# [DATA TO USE]
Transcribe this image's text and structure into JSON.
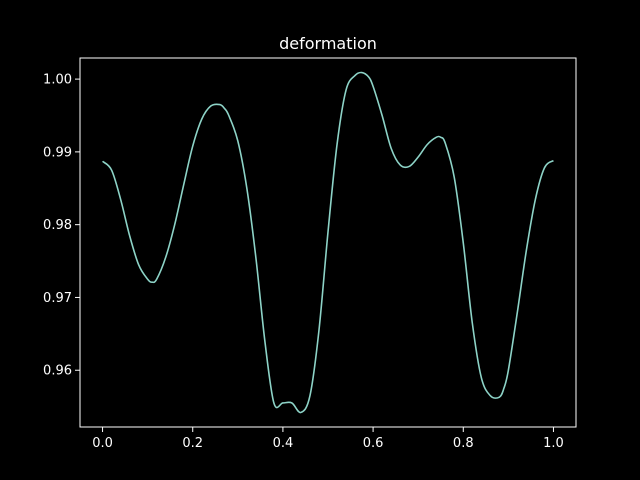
{
  "colors": {
    "background": "#000000",
    "axes": "#ffffff",
    "line": "#8dd3c7"
  },
  "chart_data": {
    "type": "line",
    "title": "deformation",
    "xlabel": "",
    "ylabel": "",
    "xlim": [
      -0.05,
      1.05
    ],
    "ylim": [
      0.9522,
      1.0029
    ],
    "grid": false,
    "legend": "none",
    "x_ticks": [
      0.0,
      0.2,
      0.4,
      0.6,
      0.8,
      1.0
    ],
    "x_tick_labels": [
      "0.0",
      "0.2",
      "0.4",
      "0.6",
      "0.8",
      "1.0"
    ],
    "y_ticks": [
      0.96,
      0.97,
      0.98,
      0.99,
      1.0
    ],
    "y_tick_labels": [
      "0.96",
      "0.97",
      "0.98",
      "0.99",
      "1.00"
    ],
    "series": [
      {
        "x": [
          0.0,
          0.02,
          0.04,
          0.06,
          0.08,
          0.1,
          0.11,
          0.12,
          0.14,
          0.16,
          0.18,
          0.2,
          0.22,
          0.24,
          0.26,
          0.27,
          0.28,
          0.3,
          0.32,
          0.34,
          0.36,
          0.38,
          0.4,
          0.42,
          0.44,
          0.46,
          0.48,
          0.5,
          0.52,
          0.54,
          0.56,
          0.575,
          0.59,
          0.6,
          0.62,
          0.64,
          0.66,
          0.68,
          0.7,
          0.72,
          0.74,
          0.75,
          0.76,
          0.78,
          0.8,
          0.82,
          0.84,
          0.86,
          0.88,
          0.89,
          0.9,
          0.92,
          0.94,
          0.96,
          0.98,
          1.0
        ],
        "y": [
          0.9887,
          0.9875,
          0.9835,
          0.9785,
          0.9745,
          0.9725,
          0.9721,
          0.9725,
          0.9755,
          0.98,
          0.9855,
          0.9908,
          0.9945,
          0.9963,
          0.9965,
          0.996,
          0.995,
          0.9915,
          0.985,
          0.9755,
          0.964,
          0.9555,
          0.9555,
          0.9555,
          0.9542,
          0.9565,
          0.9655,
          0.979,
          0.991,
          0.9985,
          1.0005,
          1.0009,
          1.0003,
          0.999,
          0.995,
          0.9905,
          0.9882,
          0.988,
          0.9893,
          0.991,
          0.992,
          0.992,
          0.9912,
          0.9865,
          0.9775,
          0.9665,
          0.959,
          0.9565,
          0.9563,
          0.9575,
          0.96,
          0.968,
          0.9765,
          0.9835,
          0.9878,
          0.9888
        ]
      }
    ]
  }
}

# [EXERCISE BRIEF]
Copy every line of the data word for word, omitting the images.

# [IN RESPONSE]
Transcribe this image's text and structure into JSON.
{
  "colors": {
    "background": "#000000",
    "axes": "#ffffff",
    "line": "#8dd3c7"
  },
  "chart_data": {
    "type": "line",
    "title": "deformation",
    "xlabel": "",
    "ylabel": "",
    "xlim": [
      -0.05,
      1.05
    ],
    "ylim": [
      0.9522,
      1.0029
    ],
    "grid": false,
    "legend": "none",
    "x_ticks": [
      0.0,
      0.2,
      0.4,
      0.6,
      0.8,
      1.0
    ],
    "x_tick_labels": [
      "0.0",
      "0.2",
      "0.4",
      "0.6",
      "0.8",
      "1.0"
    ],
    "y_ticks": [
      0.96,
      0.97,
      0.98,
      0.99,
      1.0
    ],
    "y_tick_labels": [
      "0.96",
      "0.97",
      "0.98",
      "0.99",
      "1.00"
    ],
    "series": [
      {
        "x": [
          0.0,
          0.02,
          0.04,
          0.06,
          0.08,
          0.1,
          0.11,
          0.12,
          0.14,
          0.16,
          0.18,
          0.2,
          0.22,
          0.24,
          0.26,
          0.27,
          0.28,
          0.3,
          0.32,
          0.34,
          0.36,
          0.38,
          0.4,
          0.42,
          0.44,
          0.46,
          0.48,
          0.5,
          0.52,
          0.54,
          0.56,
          0.575,
          0.59,
          0.6,
          0.62,
          0.64,
          0.66,
          0.68,
          0.7,
          0.72,
          0.74,
          0.75,
          0.76,
          0.78,
          0.8,
          0.82,
          0.84,
          0.86,
          0.88,
          0.89,
          0.9,
          0.92,
          0.94,
          0.96,
          0.98,
          1.0
        ],
        "y": [
          0.9887,
          0.9875,
          0.9835,
          0.9785,
          0.9745,
          0.9725,
          0.9721,
          0.9725,
          0.9755,
          0.98,
          0.9855,
          0.9908,
          0.9945,
          0.9963,
          0.9965,
          0.996,
          0.995,
          0.9915,
          0.985,
          0.9755,
          0.964,
          0.9555,
          0.9555,
          0.9555,
          0.9542,
          0.9565,
          0.9655,
          0.979,
          0.991,
          0.9985,
          1.0005,
          1.0009,
          1.0003,
          0.999,
          0.995,
          0.9905,
          0.9882,
          0.988,
          0.9893,
          0.991,
          0.992,
          0.992,
          0.9912,
          0.9865,
          0.9775,
          0.9665,
          0.959,
          0.9565,
          0.9563,
          0.9575,
          0.96,
          0.968,
          0.9765,
          0.9835,
          0.9878,
          0.9888
        ]
      }
    ]
  }
}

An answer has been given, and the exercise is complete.